[Stored records]
· · · · · · ·
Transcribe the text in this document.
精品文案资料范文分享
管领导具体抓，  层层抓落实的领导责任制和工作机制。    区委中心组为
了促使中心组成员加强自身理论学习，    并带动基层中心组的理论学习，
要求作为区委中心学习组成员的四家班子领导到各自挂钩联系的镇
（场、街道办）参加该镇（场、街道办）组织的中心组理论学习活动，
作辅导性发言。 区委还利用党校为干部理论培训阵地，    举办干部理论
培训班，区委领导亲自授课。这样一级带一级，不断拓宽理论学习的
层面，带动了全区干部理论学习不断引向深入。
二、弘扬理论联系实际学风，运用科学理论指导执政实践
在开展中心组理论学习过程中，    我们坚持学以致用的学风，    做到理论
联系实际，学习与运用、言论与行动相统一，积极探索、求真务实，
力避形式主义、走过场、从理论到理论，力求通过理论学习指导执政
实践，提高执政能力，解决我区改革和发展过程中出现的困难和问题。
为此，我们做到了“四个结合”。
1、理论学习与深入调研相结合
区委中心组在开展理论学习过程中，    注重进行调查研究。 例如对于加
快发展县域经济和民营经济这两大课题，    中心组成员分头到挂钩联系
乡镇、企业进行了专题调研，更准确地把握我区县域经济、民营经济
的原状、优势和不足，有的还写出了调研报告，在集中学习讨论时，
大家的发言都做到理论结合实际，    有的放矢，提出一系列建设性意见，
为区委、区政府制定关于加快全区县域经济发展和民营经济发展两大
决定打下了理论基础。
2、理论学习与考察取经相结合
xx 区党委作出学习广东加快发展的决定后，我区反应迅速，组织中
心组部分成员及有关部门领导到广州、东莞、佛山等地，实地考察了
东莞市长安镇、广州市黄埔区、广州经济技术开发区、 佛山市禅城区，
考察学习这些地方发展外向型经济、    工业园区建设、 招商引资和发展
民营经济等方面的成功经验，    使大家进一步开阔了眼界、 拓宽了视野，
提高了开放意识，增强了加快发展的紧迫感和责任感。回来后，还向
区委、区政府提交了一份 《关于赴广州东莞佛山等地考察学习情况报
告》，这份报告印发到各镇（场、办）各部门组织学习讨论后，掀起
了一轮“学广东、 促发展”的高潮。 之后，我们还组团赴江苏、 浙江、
· · · · · · ·
- _STATED GOAL_
Reproduce the full listing word for word.

- _SOLUTION BELOW_
Transcribe the text in this document.
精品文案资料范文分享
管领导具体抓，  层层抓落实的领导责任制和工作机制。    区委中心组为
了促使中心组成员加强自身理论学习，    并带动基层中心组的理论学习，
要求作为区委中心学习组成员的四家班子领导到各自挂钩联系的镇
（场、街道办）参加该镇（场、街道办）组织的中心组理论学习活动，
作辅导性发言。 区委还利用党校为干部理论培训阵地，    举办干部理论
培训班，区委领导亲自授课。这样一级带一级，不断拓宽理论学习的
层面，带动了全区干部理论学习不断引向深入。
二、弘扬理论联系实际学风，运用科学理论指导执政实践
在开展中心组理论学习过程中，    我们坚持学以致用的学风，    做到理论
联系实际，学习与运用、言论与行动相统一，积极探索、求真务实，
力避形式主义、走过场、从理论到理论，力求通过理论学习指导执政
实践，提高执政能力，解决我区改革和发展过程中出现的困难和问题。
为此，我们做到了“四个结合”。
1、理论学习与深入调研相结合
区委中心组在开展理论学习过程中，    注重进行调查研究。 例如对于加
快发展县域经济和民营经济这两大课题，    中心组成员分头到挂钩联系
乡镇、企业进行了专题调研，更准确地把握我区县域经济、民营经济
的原状、优势和不足，有的还写出了调研报告，在集中学习讨论时，
大家的发言都做到理论结合实际，    有的放矢，提出一系列建设性意见，
为区委、区政府制定关于加快全区县域经济发展和民营经济发展两大
决定打下了理论基础。
2、理论学习与考察取经相结合
xx 区党委作出学习广东加快发展的决定后，我区反应迅速，组织中
心组部分成员及有关部门领导到广州、东莞、佛山等地，实地考察了
东莞市长安镇、广州市黄埔区、广州经济技术开发区、 佛山市禅城区，
考察学习这些地方发展外向型经济、    工业园区建设、 招商引资和发展
民营经济等方面的成功经验，    使大家进一步开阔了眼界、 拓宽了视野，
提高了开放意识，增强了加快发展的紧迫感和责任感。回来后，还向
区委、区政府提交了一份 《关于赴广州东莞佛山等地考察学习情况报
告》，这份报告印发到各镇（场、办）各部门组织学习讨论后，掀起
了一轮“学广东、 促发展”的高潮。 之后，我们还组团赴江苏、 浙江、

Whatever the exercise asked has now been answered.